(WHAT YOU SHOULD DO) Look for the line with "Convert this document image to plain text." in the entries below, then extract that line and all lines after it exactly, with pictures left out.

(EXERCISE INPUT)
──────────
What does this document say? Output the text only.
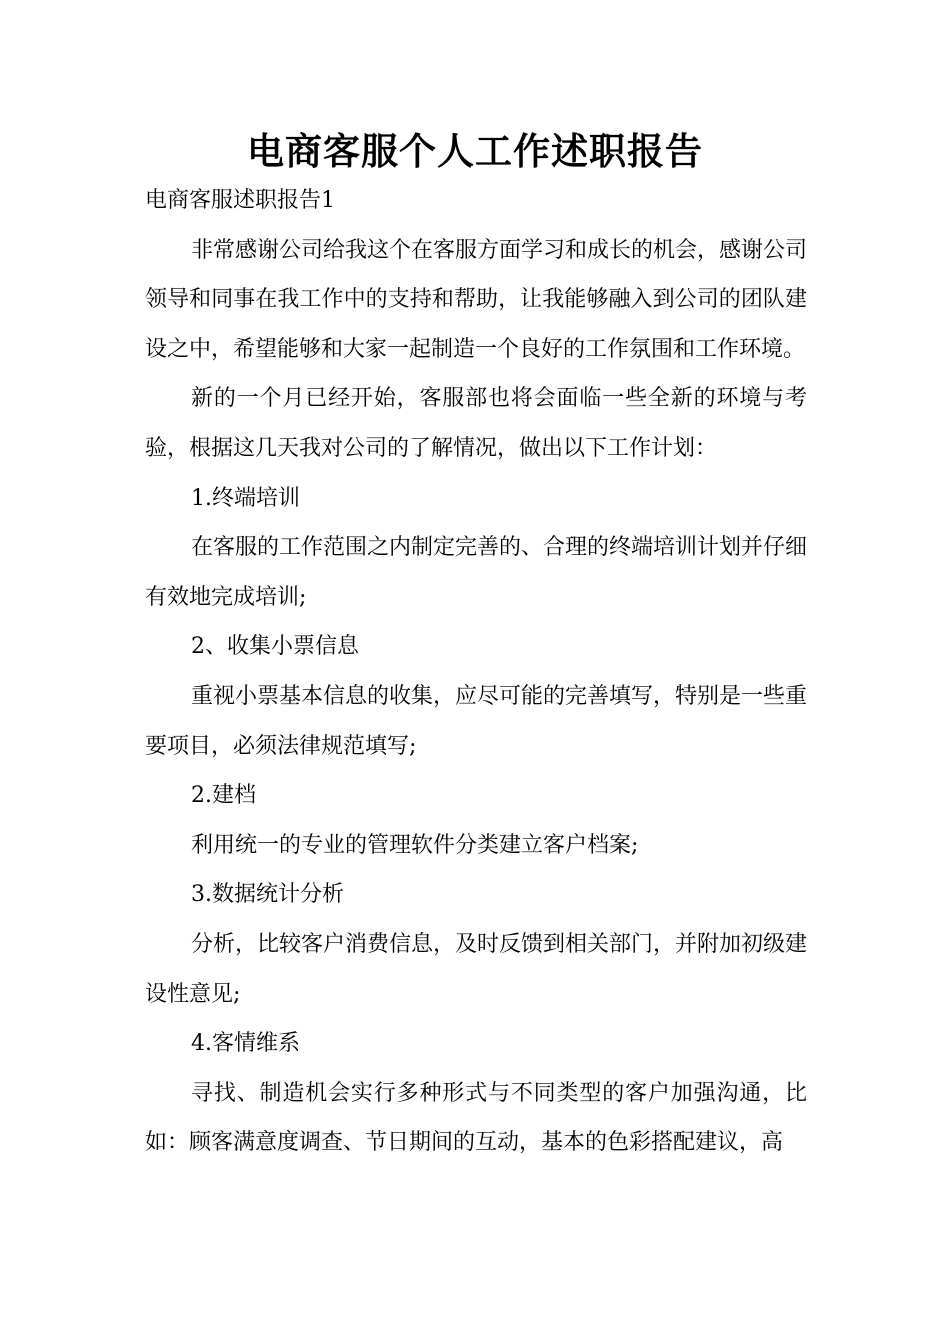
电商客服个人工作述职报告

电商客服述职报告1

非常感谢公司给我这个在客服方面学习和成长的机会，感谢公司领导和同事在我工作中的支持和帮助，让我能够融入到公司的团队建设之中，希望能够和大家一起制造一个良好的工作氛围和工作环境。

新的一个月已经开始，客服部也将会面临一些全新的环境与考验，根据这几天我对公司的了解情况，做出以下工作计划：

1.终端培训

在客服的工作范围之内制定完善的、合理的终端培训计划并仔细有效地完成培训;

2、收集小票信息

重视小票基本信息的收集，应尽可能的完善填写，特别是一些重要项目，必须法律规范填写;

2.建档

利用统一的专业的管理软件分类建立客户档案;

3.数据统计分析

分析，比较客户消费信息，及时反馈到相关部门，并附加初级建设性意见;

4.客情维系

寻找、制造机会实行多种形式与不同类型的客户加强沟通，比如：顾客满意度调查、节日期间的互动，基本的色彩搭配建议，高
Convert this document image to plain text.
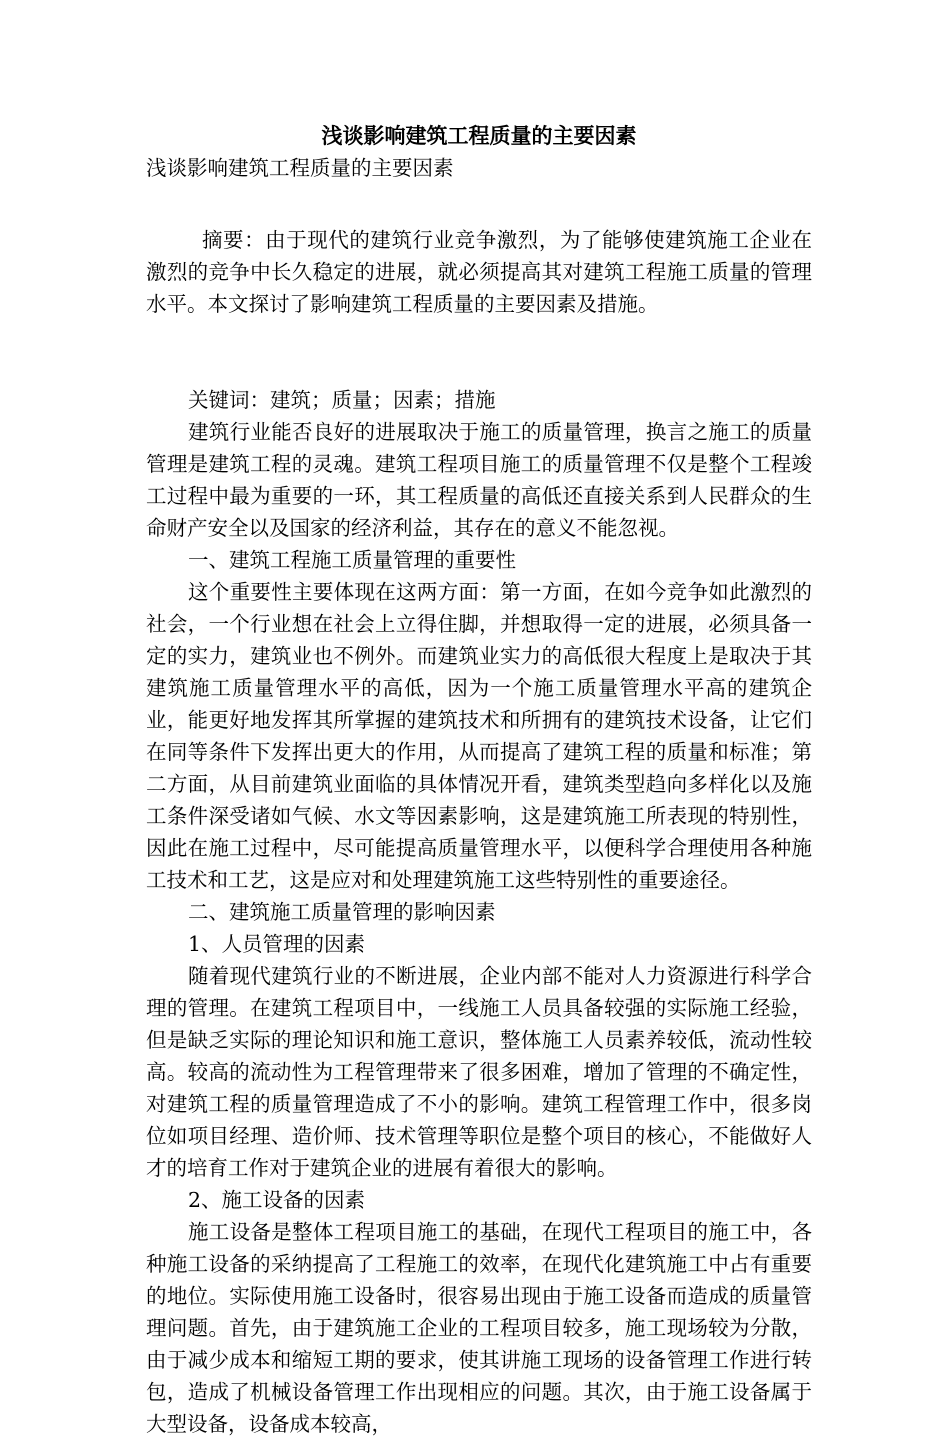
浅谈影响建筑工程质量的主要因素
浅谈影响建筑工程质量的主要因素
摘要：由于现代的建筑行业竞争激烈，为了能够使建筑施工企业在激烈的竞争中长久稳定的进展，就必须提高其对建筑工程施工质量的管理水平。本文探讨了影响建筑工程质量的主要因素及措施。
关键词：建筑；质量；因素；措施

建筑行业能否良好的进展取决于施工的质量管理，换言之施工的质量管理是建筑工程的灵魂。建筑工程项目施工的质量管理不仅是整个工程竣工过程中最为重要的一环，其工程质量的高低还直接关系到人民群众的生命财产安全以及国家的经济利益，其存在的意义不能忽视。

一、建筑工程施工质量管理的重要性

这个重要性主要体现在这两方面：第一方面，在如今竞争如此激烈的社会，一个行业想在社会上立得住脚，并想取得一定的进展，必须具备一定的实力，建筑业也不例外。而建筑业实力的高低很大程度上是取决于其建筑施工质量管理水平的高低，因为一个施工质量管理水平高的建筑企业，能更好地发挥其所掌握的建筑技术和所拥有的建筑技术设备，让它们在同等条件下发挥出更大的作用，从而提高了建筑工程的质量和标准；第二方面，从目前建筑业面临的具体情况开看，建筑类型趋向多样化以及施工条件深受诸如气候、水文等因素影响，这是建筑施工所表现的特别性，因此在施工过程中，尽可能提高质量管理水平，以便科学合理使用各种施工技术和工艺，这是应对和处理建筑施工这些特别性的重要途径。

二、建筑施工质量管理的影响因素

1、人员管理的因素

随着现代建筑行业的不断进展，企业内部不能对人力资源进行科学合理的管理。在建筑工程项目中，一线施工人员具备较强的实际施工经验，但是缺乏实际的理论知识和施工意识，整体施工人员素养较低，流动性较高。较高的流动性为工程管理带来了很多困难，增加了管理的不确定性，对建筑工程的质量管理造成了不小的影响。建筑工程管理工作中，很多岗位如项目经理、造价师、技术管理等职位是整个项目的核心，不能做好人才的培育工作对于建筑企业的进展有着很大的影响。

2、施工设备的因素

施工设备是整体工程项目施工的基础，在现代工程项目的施工中，各种施工设备的采纳提高了工程施工的效率，在现代化建筑施工中占有重要的地位。实际使用施工设备时，很容易出现由于施工设备而造成的质量管理问题。首先，由于建筑施工企业的工程项目较多，施工现场较为分散，由于减少成本和缩短工期的要求，使其讲施工现场的设备管理工作进行转包，造成了机械设备管理工作出现相应的问题。其次，由于施工设备属于大型设备，设备成本较高，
──────────
(FINISHED ANSWER)
Convert this document image to plain text.
浅谈影响建筑工程质量的主要因素
浅谈影响建筑工程质量的主要因素
摘要：由于现代的建筑行业竞争激烈，为了能够使建筑施工企业在激烈的竞争中长久稳定的进展，就必须提高其对建筑工程施工质量的管理水平。本文探讨了影响建筑工程质量的主要因素及措施。
关键词：建筑；质量；因素；措施

建筑行业能否良好的进展取决于施工的质量管理，换言之施工的质量管理是建筑工程的灵魂。建筑工程项目施工的质量管理不仅是整个工程竣工过程中最为重要的一环，其工程质量的高低还直接关系到人民群众的生命财产安全以及国家的经济利益，其存在的意义不能忽视。

一、建筑工程施工质量管理的重要性

这个重要性主要体现在这两方面：第一方面，在如今竞争如此激烈的社会，一个行业想在社会上立得住脚，并想取得一定的进展，必须具备一定的实力，建筑业也不例外。而建筑业实力的高低很大程度上是取决于其建筑施工质量管理水平的高低，因为一个施工质量管理水平高的建筑企业，能更好地发挥其所掌握的建筑技术和所拥有的建筑技术设备，让它们在同等条件下发挥出更大的作用，从而提高了建筑工程的质量和标准；第二方面，从目前建筑业面临的具体情况开看，建筑类型趋向多样化以及施工条件深受诸如气候、水文等因素影响，这是建筑施工所表现的特别性，因此在施工过程中，尽可能提高质量管理水平，以便科学合理使用各种施工技术和工艺，这是应对和处理建筑施工这些特别性的重要途径。

二、建筑施工质量管理的影响因素

1、人员管理的因素

随着现代建筑行业的不断进展，企业内部不能对人力资源进行科学合理的管理。在建筑工程项目中，一线施工人员具备较强的实际施工经验，但是缺乏实际的理论知识和施工意识，整体施工人员素养较低，流动性较高。较高的流动性为工程管理带来了很多困难，增加了管理的不确定性，对建筑工程的质量管理造成了不小的影响。建筑工程管理工作中，很多岗位如项目经理、造价师、技术管理等职位是整个项目的核心，不能做好人才的培育工作对于建筑企业的进展有着很大的影响。

2、施工设备的因素

施工设备是整体工程项目施工的基础，在现代工程项目的施工中，各种施工设备的采纳提高了工程施工的效率，在现代化建筑施工中占有重要的地位。实际使用施工设备时，很容易出现由于施工设备而造成的质量管理问题。首先，由于建筑施工企业的工程项目较多，施工现场较为分散，由于减少成本和缩短工期的要求，使其讲施工现场的设备管理工作进行转包，造成了机械设备管理工作出现相应的问题。其次，由于施工设备属于大型设备，设备成本较高，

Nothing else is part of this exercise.